● DIRECTIONS FOR THIS TASK
Reproduce the listing below without changes, except that pictures are left out.

◆ ◆ ◆

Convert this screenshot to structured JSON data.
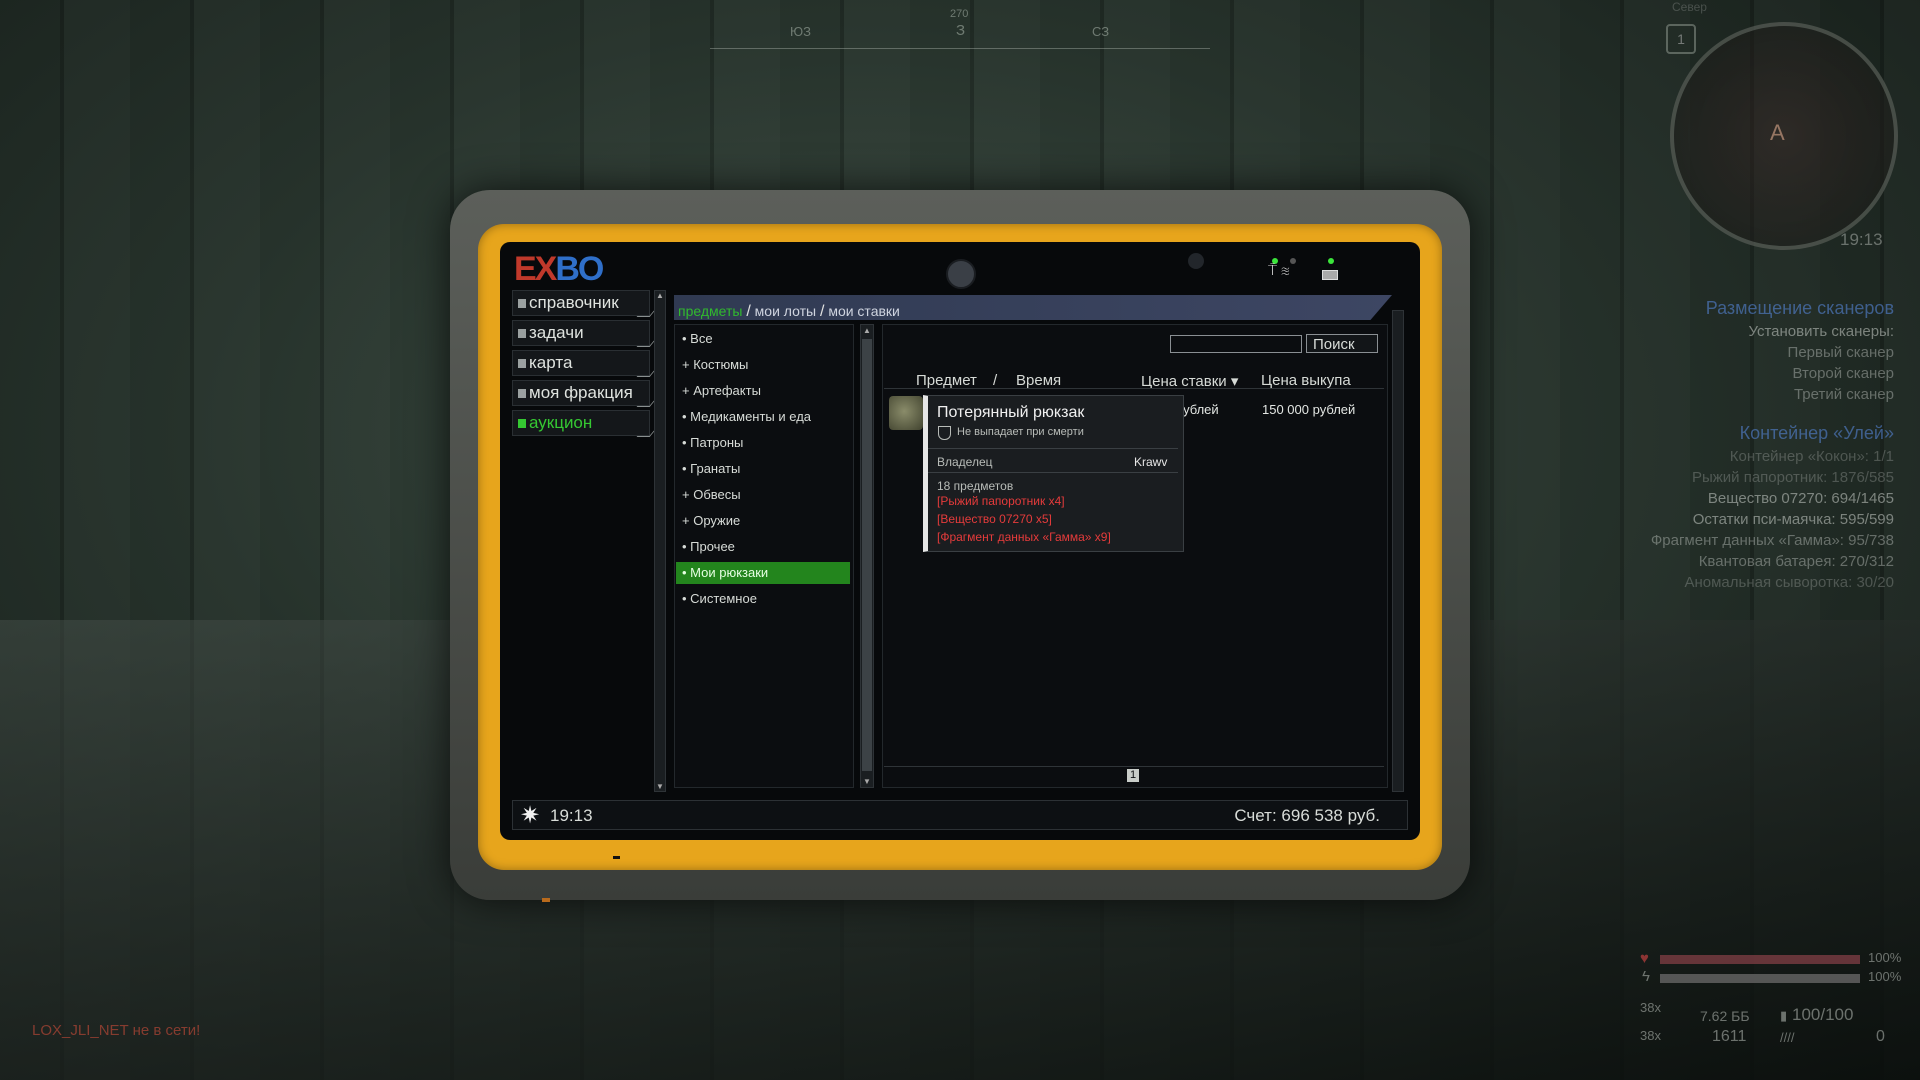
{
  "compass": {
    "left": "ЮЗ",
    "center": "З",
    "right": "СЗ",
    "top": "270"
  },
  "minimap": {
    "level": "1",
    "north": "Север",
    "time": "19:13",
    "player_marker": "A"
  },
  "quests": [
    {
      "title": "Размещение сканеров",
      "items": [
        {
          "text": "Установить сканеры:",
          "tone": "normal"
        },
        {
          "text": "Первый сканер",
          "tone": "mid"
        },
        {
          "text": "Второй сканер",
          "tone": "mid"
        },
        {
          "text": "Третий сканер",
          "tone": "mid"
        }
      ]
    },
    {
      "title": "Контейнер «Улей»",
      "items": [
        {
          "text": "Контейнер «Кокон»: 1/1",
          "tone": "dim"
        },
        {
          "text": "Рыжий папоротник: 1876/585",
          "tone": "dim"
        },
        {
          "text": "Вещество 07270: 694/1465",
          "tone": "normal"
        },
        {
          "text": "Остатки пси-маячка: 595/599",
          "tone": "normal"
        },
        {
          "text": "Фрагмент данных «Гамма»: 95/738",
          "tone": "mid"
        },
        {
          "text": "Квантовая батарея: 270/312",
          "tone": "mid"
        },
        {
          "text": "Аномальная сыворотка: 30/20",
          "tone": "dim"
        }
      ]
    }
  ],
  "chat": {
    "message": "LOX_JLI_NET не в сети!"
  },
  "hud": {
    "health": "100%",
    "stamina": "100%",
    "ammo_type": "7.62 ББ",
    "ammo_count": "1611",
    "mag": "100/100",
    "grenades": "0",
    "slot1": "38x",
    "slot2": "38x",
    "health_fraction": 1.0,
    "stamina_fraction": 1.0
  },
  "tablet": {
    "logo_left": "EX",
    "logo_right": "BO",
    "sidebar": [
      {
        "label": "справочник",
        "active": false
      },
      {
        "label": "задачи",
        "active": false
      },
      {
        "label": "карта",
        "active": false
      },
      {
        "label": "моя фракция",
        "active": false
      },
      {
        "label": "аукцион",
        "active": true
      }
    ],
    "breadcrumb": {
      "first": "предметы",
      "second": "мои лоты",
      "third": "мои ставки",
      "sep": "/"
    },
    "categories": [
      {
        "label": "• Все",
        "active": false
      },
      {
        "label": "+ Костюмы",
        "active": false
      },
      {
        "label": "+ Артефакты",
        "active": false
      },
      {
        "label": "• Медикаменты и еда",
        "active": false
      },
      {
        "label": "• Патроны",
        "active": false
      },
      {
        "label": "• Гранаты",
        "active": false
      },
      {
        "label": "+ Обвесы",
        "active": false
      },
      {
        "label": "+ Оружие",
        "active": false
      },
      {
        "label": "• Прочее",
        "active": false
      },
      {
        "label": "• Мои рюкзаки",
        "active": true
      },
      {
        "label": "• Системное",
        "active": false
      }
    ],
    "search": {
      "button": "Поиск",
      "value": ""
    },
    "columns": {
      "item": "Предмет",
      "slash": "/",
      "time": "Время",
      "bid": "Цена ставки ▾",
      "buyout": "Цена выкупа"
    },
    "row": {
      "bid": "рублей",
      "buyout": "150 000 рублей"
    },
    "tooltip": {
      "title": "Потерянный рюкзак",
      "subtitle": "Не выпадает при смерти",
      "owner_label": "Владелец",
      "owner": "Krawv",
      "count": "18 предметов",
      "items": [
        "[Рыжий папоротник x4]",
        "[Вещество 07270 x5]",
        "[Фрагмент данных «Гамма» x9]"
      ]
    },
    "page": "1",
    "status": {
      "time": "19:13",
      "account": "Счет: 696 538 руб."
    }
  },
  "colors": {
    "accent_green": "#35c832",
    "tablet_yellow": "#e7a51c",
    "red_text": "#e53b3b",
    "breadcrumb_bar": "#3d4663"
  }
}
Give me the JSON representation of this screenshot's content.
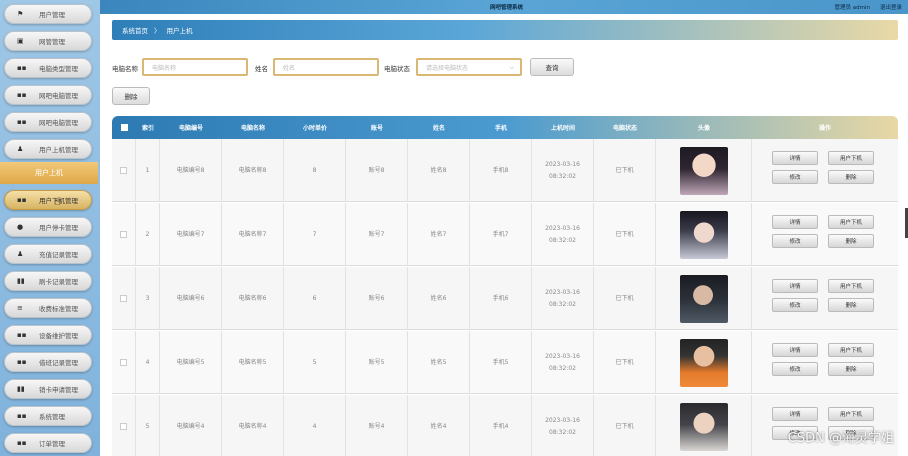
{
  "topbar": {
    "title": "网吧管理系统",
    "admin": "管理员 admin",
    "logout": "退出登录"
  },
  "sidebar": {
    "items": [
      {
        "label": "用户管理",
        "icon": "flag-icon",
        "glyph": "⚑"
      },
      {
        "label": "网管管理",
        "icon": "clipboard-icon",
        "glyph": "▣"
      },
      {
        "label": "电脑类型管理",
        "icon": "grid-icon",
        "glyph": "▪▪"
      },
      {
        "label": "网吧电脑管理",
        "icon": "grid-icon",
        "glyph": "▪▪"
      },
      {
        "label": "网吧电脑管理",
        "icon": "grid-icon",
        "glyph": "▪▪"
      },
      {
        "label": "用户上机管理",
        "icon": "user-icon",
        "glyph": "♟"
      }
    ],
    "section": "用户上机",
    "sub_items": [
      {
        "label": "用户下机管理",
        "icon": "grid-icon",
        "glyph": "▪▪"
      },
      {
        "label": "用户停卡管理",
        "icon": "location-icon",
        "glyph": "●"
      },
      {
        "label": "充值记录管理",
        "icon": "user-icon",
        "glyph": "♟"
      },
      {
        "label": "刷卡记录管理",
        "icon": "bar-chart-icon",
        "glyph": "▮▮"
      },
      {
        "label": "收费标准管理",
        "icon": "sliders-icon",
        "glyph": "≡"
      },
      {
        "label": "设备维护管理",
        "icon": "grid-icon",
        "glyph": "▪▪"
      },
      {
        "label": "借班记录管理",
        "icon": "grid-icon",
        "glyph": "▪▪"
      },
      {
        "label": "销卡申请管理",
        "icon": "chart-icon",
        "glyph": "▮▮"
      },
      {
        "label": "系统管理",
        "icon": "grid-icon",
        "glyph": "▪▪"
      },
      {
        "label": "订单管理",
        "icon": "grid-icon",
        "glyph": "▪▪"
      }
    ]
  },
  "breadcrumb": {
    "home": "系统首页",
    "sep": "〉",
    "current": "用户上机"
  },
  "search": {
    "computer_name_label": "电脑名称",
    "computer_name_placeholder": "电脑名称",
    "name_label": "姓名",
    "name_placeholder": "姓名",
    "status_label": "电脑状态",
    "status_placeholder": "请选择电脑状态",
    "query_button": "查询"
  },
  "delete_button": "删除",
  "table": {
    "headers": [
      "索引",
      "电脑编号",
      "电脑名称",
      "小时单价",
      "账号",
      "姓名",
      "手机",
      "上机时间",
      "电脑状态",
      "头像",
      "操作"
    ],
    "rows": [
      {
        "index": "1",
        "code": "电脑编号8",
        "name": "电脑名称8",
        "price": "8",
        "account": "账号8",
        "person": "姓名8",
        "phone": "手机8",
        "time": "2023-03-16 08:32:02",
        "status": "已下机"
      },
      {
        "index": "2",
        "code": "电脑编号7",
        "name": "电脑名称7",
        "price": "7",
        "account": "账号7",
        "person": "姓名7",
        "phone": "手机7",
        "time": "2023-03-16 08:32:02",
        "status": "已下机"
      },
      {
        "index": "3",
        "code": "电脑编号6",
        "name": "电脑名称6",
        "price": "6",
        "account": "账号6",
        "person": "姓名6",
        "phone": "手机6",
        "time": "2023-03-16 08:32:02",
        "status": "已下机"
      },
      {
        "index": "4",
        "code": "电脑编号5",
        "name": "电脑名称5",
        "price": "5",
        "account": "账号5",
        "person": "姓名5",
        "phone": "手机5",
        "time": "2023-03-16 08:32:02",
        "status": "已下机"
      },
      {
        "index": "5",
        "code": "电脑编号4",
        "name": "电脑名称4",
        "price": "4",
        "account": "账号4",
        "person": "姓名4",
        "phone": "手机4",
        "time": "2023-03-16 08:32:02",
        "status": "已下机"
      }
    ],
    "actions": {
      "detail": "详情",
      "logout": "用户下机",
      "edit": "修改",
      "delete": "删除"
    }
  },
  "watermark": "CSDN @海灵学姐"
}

◆ ◆ ◆

● TASK SOLUTION
Convert this screenshot to structured JSON data.
{
  "compass": {
    "left": "ЮЗ",
    "center": "З",
    "right": "СЗ",
    "top": "270"
  },
  "minimap": {
    "level": "1",
    "north": "Север",
    "time": "19:13",
    "player_marker": "A"
  },
  "quests": [
    {
      "title": "Размещение сканеров",
      "items": [
        {
          "text": "Установить сканеры:",
          "tone": "normal"
        },
        {
          "text": "Первый сканер",
          "tone": "mid"
        },
        {
          "text": "Второй сканер",
          "tone": "mid"
        },
        {
          "text": "Третий сканер",
          "tone": "mid"
        }
      ]
    },
    {
      "title": "Контейнер «Улей»",
      "items": [
        {
          "text": "Контейнер «Кокон»: 1/1",
          "tone": "dim"
        },
        {
          "text": "Рыжий папоротник: 1876/585",
          "tone": "dim"
        },
        {
          "text": "Вещество 07270: 694/1465",
          "tone": "normal"
        },
        {
          "text": "Остатки пси-маячка: 595/599",
          "tone": "normal"
        },
        {
          "text": "Фрагмент данных «Гамма»: 95/738",
          "tone": "mid"
        },
        {
          "text": "Квантовая батарея: 270/312",
          "tone": "mid"
        },
        {
          "text": "Аномальная сыворотка: 30/20",
          "tone": "dim"
        }
      ]
    }
  ],
  "chat": {
    "message": "LOX_JLI_NET не в сети!"
  },
  "hud": {
    "health": "100%",
    "stamina": "100%",
    "ammo_type": "7.62 ББ",
    "ammo_count": "1611",
    "mag": "100/100",
    "grenades": "0",
    "slot1": "38x",
    "slot2": "38x",
    "health_fraction": 1.0,
    "stamina_fraction": 1.0
  },
  "tablet": {
    "logo_left": "EX",
    "logo_right": "BO",
    "sidebar": [
      {
        "label": "справочник",
        "active": false
      },
      {
        "label": "задачи",
        "active": false
      },
      {
        "label": "карта",
        "active": false
      },
      {
        "label": "моя фракция",
        "active": false
      },
      {
        "label": "аукцион",
        "active": true
      }
    ],
    "breadcrumb": {
      "first": "предметы",
      "second": "мои лоты",
      "third": "мои ставки",
      "sep": "/"
    },
    "categories": [
      {
        "label": "• Все",
        "active": false
      },
      {
        "label": "+ Костюмы",
        "active": false
      },
      {
        "label": "+ Артефакты",
        "active": false
      },
      {
        "label": "• Медикаменты и еда",
        "active": false
      },
      {
        "label": "• Патроны",
        "active": false
      },
      {
        "label": "• Гранаты",
        "active": false
      },
      {
        "label": "+ Обвесы",
        "active": false
      },
      {
        "label": "+ Оружие",
        "active": false
      },
      {
        "label": "• Прочее",
        "active": false
      },
      {
        "label": "• Мои рюкзаки",
        "active": true
      },
      {
        "label": "• Системное",
        "active": false
      }
    ],
    "search": {
      "button": "Поиск",
      "value": ""
    },
    "columns": {
      "item": "Предмет",
      "slash": "/",
      "time": "Время",
      "bid": "Цена ставки ▾",
      "buyout": "Цена выкупа"
    },
    "row": {
      "bid": "рублей",
      "buyout": "150 000 рублей"
    },
    "tooltip": {
      "title": "Потерянный рюкзак",
      "subtitle": "Не выпадает при смерти",
      "owner_label": "Владелец",
      "owner": "Krawv",
      "count": "18 предметов",
      "items": [
        "[Рыжий папоротник x4]",
        "[Вещество 07270 x5]",
        "[Фрагмент данных «Гамма» x9]"
      ]
    },
    "page": "1",
    "status": {
      "time": "19:13",
      "account": "Счет: 696 538 руб."
    }
  },
  "colors": {
    "accent_green": "#35c832",
    "tablet_yellow": "#e7a51c",
    "red_text": "#e53b3b",
    "breadcrumb_bar": "#3d4663"
  }
}
Give me the JSON representation of this screenshot's content.
{
  "topbar": {
    "title": "网吧管理系统",
    "admin": "管理员 admin",
    "logout": "退出登录"
  },
  "sidebar": {
    "items": [
      {
        "label": "用户管理",
        "icon": "flag-icon",
        "glyph": "⚑"
      },
      {
        "label": "网管管理",
        "icon": "clipboard-icon",
        "glyph": "▣"
      },
      {
        "label": "电脑类型管理",
        "icon": "grid-icon",
        "glyph": "▪▪"
      },
      {
        "label": "网吧电脑管理",
        "icon": "grid-icon",
        "glyph": "▪▪"
      },
      {
        "label": "网吧电脑管理",
        "icon": "grid-icon",
        "glyph": "▪▪"
      },
      {
        "label": "用户上机管理",
        "icon": "user-icon",
        "glyph": "♟"
      }
    ],
    "section": "用户上机",
    "sub_items": [
      {
        "label": "用户下机管理",
        "icon": "grid-icon",
        "glyph": "▪▪"
      },
      {
        "label": "用户停卡管理",
        "icon": "location-icon",
        "glyph": "●"
      },
      {
        "label": "充值记录管理",
        "icon": "user-icon",
        "glyph": "♟"
      },
      {
        "label": "刷卡记录管理",
        "icon": "bar-chart-icon",
        "glyph": "▮▮"
      },
      {
        "label": "收费标准管理",
        "icon": "sliders-icon",
        "glyph": "≡"
      },
      {
        "label": "设备维护管理",
        "icon": "grid-icon",
        "glyph": "▪▪"
      },
      {
        "label": "借班记录管理",
        "icon": "grid-icon",
        "glyph": "▪▪"
      },
      {
        "label": "销卡申请管理",
        "icon": "chart-icon",
        "glyph": "▮▮"
      },
      {
        "label": "系统管理",
        "icon": "grid-icon",
        "glyph": "▪▪"
      },
      {
        "label": "订单管理",
        "icon": "grid-icon",
        "glyph": "▪▪"
      }
    ]
  },
  "breadcrumb": {
    "home": "系统首页",
    "sep": "〉",
    "current": "用户上机"
  },
  "search": {
    "computer_name_label": "电脑名称",
    "computer_name_placeholder": "电脑名称",
    "name_label": "姓名",
    "name_placeholder": "姓名",
    "status_label": "电脑状态",
    "status_placeholder": "请选择电脑状态",
    "query_button": "查询"
  },
  "delete_button": "删除",
  "table": {
    "headers": [
      "索引",
      "电脑编号",
      "电脑名称",
      "小时单价",
      "账号",
      "姓名",
      "手机",
      "上机时间",
      "电脑状态",
      "头像",
      "操作"
    ],
    "rows": [
      {
        "index": "1",
        "code": "电脑编号8",
        "name": "电脑名称8",
        "price": "8",
        "account": "账号8",
        "person": "姓名8",
        "phone": "手机8",
        "time": "2023-03-16 08:32:02",
        "status": "已下机"
      },
      {
        "index": "2",
        "code": "电脑编号7",
        "name": "电脑名称7",
        "price": "7",
        "account": "账号7",
        "person": "姓名7",
        "phone": "手机7",
        "time": "2023-03-16 08:32:02",
        "status": "已下机"
      },
      {
        "index": "3",
        "code": "电脑编号6",
        "name": "电脑名称6",
        "price": "6",
        "account": "账号6",
        "person": "姓名6",
        "phone": "手机6",
        "time": "2023-03-16 08:32:02",
        "status": "已下机"
      },
      {
        "index": "4",
        "code": "电脑编号5",
        "name": "电脑名称5",
        "price": "5",
        "account": "账号5",
        "person": "姓名5",
        "phone": "手机5",
        "time": "2023-03-16 08:32:02",
        "status": "已下机"
      },
      {
        "index": "5",
        "code": "电脑编号4",
        "name": "电脑名称4",
        "price": "4",
        "account": "账号4",
        "person": "姓名4",
        "phone": "手机4",
        "time": "2023-03-16 08:32:02",
        "status": "已下机"
      }
    ],
    "actions": {
      "detail": "详情",
      "logout": "用户下机",
      "edit": "修改",
      "delete": "删除"
    }
  },
  "watermark": "CSDN @海灵学姐"
}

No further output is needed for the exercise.